:: Available data ::

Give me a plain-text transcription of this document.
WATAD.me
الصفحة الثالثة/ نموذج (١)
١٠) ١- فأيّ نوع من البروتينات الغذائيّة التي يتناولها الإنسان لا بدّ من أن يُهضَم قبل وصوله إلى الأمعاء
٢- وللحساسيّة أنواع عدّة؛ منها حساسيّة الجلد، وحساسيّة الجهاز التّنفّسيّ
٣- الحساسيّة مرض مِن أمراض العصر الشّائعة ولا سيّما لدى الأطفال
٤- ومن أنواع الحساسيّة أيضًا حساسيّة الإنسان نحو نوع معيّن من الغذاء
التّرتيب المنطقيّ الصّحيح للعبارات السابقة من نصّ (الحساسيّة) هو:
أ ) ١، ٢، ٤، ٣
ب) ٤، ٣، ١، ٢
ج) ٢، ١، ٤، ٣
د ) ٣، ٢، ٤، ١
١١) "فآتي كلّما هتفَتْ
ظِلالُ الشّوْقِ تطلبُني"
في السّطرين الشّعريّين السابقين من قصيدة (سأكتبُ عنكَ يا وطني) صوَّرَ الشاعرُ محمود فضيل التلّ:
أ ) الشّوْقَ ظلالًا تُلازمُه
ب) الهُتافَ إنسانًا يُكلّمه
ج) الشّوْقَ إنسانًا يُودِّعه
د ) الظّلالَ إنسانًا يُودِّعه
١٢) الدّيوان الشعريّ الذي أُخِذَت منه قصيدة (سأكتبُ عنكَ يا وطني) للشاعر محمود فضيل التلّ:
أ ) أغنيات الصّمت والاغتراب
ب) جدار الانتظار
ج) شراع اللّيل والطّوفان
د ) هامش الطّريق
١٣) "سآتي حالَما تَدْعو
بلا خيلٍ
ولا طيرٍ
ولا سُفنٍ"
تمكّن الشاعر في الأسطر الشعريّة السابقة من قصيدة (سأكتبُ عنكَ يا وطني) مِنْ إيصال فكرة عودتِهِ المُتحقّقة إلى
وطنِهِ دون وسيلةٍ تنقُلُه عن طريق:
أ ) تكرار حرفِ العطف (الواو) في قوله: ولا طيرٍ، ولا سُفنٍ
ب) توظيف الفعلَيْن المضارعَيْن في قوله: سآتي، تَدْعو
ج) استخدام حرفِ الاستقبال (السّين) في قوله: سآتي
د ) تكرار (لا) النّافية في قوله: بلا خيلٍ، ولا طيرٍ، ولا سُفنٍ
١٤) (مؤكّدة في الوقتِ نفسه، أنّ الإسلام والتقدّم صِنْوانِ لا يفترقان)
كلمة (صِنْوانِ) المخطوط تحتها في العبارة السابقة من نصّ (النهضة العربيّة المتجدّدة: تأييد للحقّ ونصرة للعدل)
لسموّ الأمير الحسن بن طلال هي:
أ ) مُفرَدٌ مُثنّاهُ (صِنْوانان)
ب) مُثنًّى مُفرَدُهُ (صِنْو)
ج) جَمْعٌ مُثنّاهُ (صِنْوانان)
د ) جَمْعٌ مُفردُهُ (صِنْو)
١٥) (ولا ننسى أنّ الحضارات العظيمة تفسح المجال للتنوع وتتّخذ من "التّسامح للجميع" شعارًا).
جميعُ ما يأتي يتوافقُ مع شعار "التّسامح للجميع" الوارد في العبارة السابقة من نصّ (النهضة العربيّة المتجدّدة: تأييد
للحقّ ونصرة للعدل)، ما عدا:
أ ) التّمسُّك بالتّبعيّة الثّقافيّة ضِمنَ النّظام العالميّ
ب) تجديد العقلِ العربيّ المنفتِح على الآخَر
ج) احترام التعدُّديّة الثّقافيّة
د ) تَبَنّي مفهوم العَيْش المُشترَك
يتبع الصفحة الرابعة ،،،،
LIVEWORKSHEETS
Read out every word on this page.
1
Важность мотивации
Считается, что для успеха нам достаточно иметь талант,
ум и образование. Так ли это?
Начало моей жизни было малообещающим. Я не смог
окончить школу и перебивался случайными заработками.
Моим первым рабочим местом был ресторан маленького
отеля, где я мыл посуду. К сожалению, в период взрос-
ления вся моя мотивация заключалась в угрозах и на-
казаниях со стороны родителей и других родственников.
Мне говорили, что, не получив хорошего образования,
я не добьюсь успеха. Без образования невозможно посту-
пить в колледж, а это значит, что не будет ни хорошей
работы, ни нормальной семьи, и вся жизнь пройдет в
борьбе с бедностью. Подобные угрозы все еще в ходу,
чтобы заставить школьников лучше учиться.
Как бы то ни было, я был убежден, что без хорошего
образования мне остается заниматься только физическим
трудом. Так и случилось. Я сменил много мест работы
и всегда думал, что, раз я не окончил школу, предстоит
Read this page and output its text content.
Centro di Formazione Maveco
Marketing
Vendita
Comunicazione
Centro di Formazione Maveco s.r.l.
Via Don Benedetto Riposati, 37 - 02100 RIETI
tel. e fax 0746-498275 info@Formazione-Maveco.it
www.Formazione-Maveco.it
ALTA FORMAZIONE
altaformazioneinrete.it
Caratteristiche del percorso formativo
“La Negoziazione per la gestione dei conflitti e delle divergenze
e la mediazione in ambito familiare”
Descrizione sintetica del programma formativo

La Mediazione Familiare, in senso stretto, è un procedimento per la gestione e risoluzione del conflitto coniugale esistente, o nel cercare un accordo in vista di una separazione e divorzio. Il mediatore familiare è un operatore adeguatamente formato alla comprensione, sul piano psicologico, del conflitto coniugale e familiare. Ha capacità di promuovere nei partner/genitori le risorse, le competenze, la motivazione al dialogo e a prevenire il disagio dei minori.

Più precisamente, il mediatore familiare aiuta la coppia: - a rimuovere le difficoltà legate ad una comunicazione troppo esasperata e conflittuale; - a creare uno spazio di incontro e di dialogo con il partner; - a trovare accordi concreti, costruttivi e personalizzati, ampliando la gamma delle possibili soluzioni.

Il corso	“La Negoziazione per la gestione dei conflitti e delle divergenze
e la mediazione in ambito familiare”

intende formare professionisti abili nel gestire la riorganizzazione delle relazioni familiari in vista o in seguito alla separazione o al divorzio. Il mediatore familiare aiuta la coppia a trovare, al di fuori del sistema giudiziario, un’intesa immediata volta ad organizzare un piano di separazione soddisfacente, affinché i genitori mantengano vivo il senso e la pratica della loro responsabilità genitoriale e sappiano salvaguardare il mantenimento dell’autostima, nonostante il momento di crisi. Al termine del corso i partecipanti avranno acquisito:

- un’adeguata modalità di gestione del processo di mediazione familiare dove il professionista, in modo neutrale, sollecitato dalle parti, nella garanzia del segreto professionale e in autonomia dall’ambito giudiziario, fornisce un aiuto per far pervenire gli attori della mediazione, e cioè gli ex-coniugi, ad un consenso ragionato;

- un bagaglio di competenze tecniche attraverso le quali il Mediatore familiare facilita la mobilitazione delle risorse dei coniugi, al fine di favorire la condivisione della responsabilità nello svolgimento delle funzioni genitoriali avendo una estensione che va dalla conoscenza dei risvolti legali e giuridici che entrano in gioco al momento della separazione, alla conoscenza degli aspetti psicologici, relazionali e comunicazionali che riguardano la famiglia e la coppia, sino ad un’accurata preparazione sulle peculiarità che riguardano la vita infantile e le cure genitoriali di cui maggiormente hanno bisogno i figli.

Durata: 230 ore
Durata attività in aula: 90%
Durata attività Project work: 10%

:: Work to do ::
Each line of the listing above should be output exactly.

:: Complete answer ::
Give me a plain-text transcription of this document.
WATAD.me
الصفحة الثالثة/ نموذج (١)
١٠) ١- فأيّ نوع من البروتينات الغذائيّة التي يتناولها الإنسان لا بدّ من أن يُهضَم قبل وصوله إلى الأمعاء
٢- وللحساسيّة أنواع عدّة؛ منها حساسيّة الجلد، وحساسيّة الجهاز التّنفّسيّ
٣- الحساسيّة مرض مِن أمراض العصر الشّائعة ولا سيّما لدى الأطفال
٤- ومن أنواع الحساسيّة أيضًا حساسيّة الإنسان نحو نوع معيّن من الغذاء
التّرتيب المنطقيّ الصّحيح للعبارات السابقة من نصّ (الحساسيّة) هو:
أ ) ١، ٢، ٤، ٣
ب) ٤، ٣، ١، ٢
ج) ٢، ١، ٤، ٣
د ) ٣، ٢، ٤، ١
١١) "فآتي كلّما هتفَتْ
ظِلالُ الشّوْقِ تطلبُني"
في السّطرين الشّعريّين السابقين من قصيدة (سأكتبُ عنكَ يا وطني) صوَّرَ الشاعرُ محمود فضيل التلّ:
أ ) الشّوْقَ ظلالًا تُلازمُه
ب) الهُتافَ إنسانًا يُكلّمه
ج) الشّوْقَ إنسانًا يُودِّعه
د ) الظّلالَ إنسانًا يُودِّعه
١٢) الدّيوان الشعريّ الذي أُخِذَت منه قصيدة (سأكتبُ عنكَ يا وطني) للشاعر محمود فضيل التلّ:
أ ) أغنيات الصّمت والاغتراب
ب) جدار الانتظار
ج) شراع اللّيل والطّوفان
د ) هامش الطّريق
١٣) "سآتي حالَما تَدْعو
بلا خيلٍ
ولا طيرٍ
ولا سُفنٍ"
تمكّن الشاعر في الأسطر الشعريّة السابقة من قصيدة (سأكتبُ عنكَ يا وطني) مِنْ إيصال فكرة عودتِهِ المُتحقّقة إلى
وطنِهِ دون وسيلةٍ تنقُلُه عن طريق:
أ ) تكرار حرفِ العطف (الواو) في قوله: ولا طيرٍ، ولا سُفنٍ
ب) توظيف الفعلَيْن المضارعَيْن في قوله: سآتي، تَدْعو
ج) استخدام حرفِ الاستقبال (السّين) في قوله: سآتي
د ) تكرار (لا) النّافية في قوله: بلا خيلٍ، ولا طيرٍ، ولا سُفنٍ
١٤) (مؤكّدة في الوقتِ نفسه، أنّ الإسلام والتقدّم صِنْوانِ لا يفترقان)
كلمة (صِنْوانِ) المخطوط تحتها في العبارة السابقة من نصّ (النهضة العربيّة المتجدّدة: تأييد للحقّ ونصرة للعدل)
لسموّ الأمير الحسن بن طلال هي:
أ ) مُفرَدٌ مُثنّاهُ (صِنْوانان)
ب) مُثنًّى مُفرَدُهُ (صِنْو)
ج) جَمْعٌ مُثنّاهُ (صِنْوانان)
د ) جَمْعٌ مُفردُهُ (صِنْو)
١٥) (ولا ننسى أنّ الحضارات العظيمة تفسح المجال للتنوع وتتّخذ من "التّسامح للجميع" شعارًا).
جميعُ ما يأتي يتوافقُ مع شعار "التّسامح للجميع" الوارد في العبارة السابقة من نصّ (النهضة العربيّة المتجدّدة: تأييد
للحقّ ونصرة للعدل)، ما عدا:
أ ) التّمسُّك بالتّبعيّة الثّقافيّة ضِمنَ النّظام العالميّ
ب) تجديد العقلِ العربيّ المنفتِح على الآخَر
ج) احترام التعدُّديّة الثّقافيّة
د ) تَبَنّي مفهوم العَيْش المُشترَك
يتبع الصفحة الرابعة ،،،،
LIVEWORKSHEETS
Read out every word on this page.
1
Важность мотивации
Считается, что для успеха нам достаточно иметь талант,
ум и образование. Так ли это?
Начало моей жизни было малообещающим. Я не смог
окончить школу и перебивался случайными заработками.
Моим первым рабочим местом был ресторан маленького
отеля, где я мыл посуду. К сожалению, в период взрос-
ления вся моя мотивация заключалась в угрозах и на-
казаниях со стороны родителей и других родственников.
Мне говорили, что, не получив хорошего образования,
я не добьюсь успеха. Без образования невозможно посту-
пить в колледж, а это значит, что не будет ни хорошей
работы, ни нормальной семьи, и вся жизнь пройдет в
борьбе с бедностью. Подобные угрозы все еще в ходу,
чтобы заставить школьников лучше учиться.
Как бы то ни было, я был убежден, что без хорошего
образования мне остается заниматься только физическим
трудом. Так и случилось. Я сменил много мест работы
и всегда думал, что, раз я не окончил школу, предстоит
Read this page and output its text content.
Centro di Formazione Maveco
Marketing
Vendita
Comunicazione
Centro di Formazione Maveco s.r.l.
Via Don Benedetto Riposati, 37 - 02100 RIETI
tel. e fax 0746-498275 info@Formazione-Maveco.it
www.Formazione-Maveco.it
ALTA FORMAZIONE
altaformazioneinrete.it
Caratteristiche del percorso formativo
“La Negoziazione per la gestione dei conflitti e delle divergenze
e la mediazione in ambito familiare”
Descrizione sintetica del programma formativo

La Mediazione Familiare, in senso stretto, è un procedimento per la gestione e risoluzione del conflitto coniugale esistente, o nel cercare un accordo in vista di una separazione e divorzio. Il mediatore familiare è un operatore adeguatamente formato alla comprensione, sul piano psicologico, del conflitto coniugale e familiare. Ha capacità di promuovere nei partner/genitori le risorse, le competenze, la motivazione al dialogo e a prevenire il disagio dei minori.

Più precisamente, il mediatore familiare aiuta la coppia: - a rimuovere le difficoltà legate ad una comunicazione troppo esasperata e conflittuale; - a creare uno spazio di incontro e di dialogo con il partner; - a trovare accordi concreti, costruttivi e personalizzati, ampliando la gamma delle possibili soluzioni.

Il corso	“La Negoziazione per la gestione dei conflitti e delle divergenze
e la mediazione in ambito familiare”

intende formare professionisti abili nel gestire la riorganizzazione delle relazioni familiari in vista o in seguito alla separazione o al divorzio. Il mediatore familiare aiuta la coppia a trovare, al di fuori del sistema giudiziario, un’intesa immediata volta ad organizzare un piano di separazione soddisfacente, affinché i genitori mantengano vivo il senso e la pratica della loro responsabilità genitoriale e sappiano salvaguardare il mantenimento dell’autostima, nonostante il momento di crisi. Al termine del corso i partecipanti avranno acquisito:

- un’adeguata modalità di gestione del processo di mediazione familiare dove il professionista, in modo neutrale, sollecitato dalle parti, nella garanzia del segreto professionale e in autonomia dall’ambito giudiziario, fornisce un aiuto per far pervenire gli attori della mediazione, e cioè gli ex-coniugi, ad un consenso ragionato;

- un bagaglio di competenze tecniche attraverso le quali il Mediatore familiare facilita la mobilitazione delle risorse dei coniugi, al fine di favorire la condivisione della responsabilità nello svolgimento delle funzioni genitoriali avendo una estensione che va dalla conoscenza dei risvolti legali e giuridici che entrano in gioco al momento della separazione, alla conoscenza degli aspetti psicologici, relazionali e comunicazionali che riguardano la famiglia e la coppia, sino ad un’accurata preparazione sulle peculiarità che riguardano la vita infantile e le cure genitoriali di cui maggiormente hanno bisogno i figli.

Durata: 230 ore
Durata attività in aula: 90%
Durata attività Project work: 10%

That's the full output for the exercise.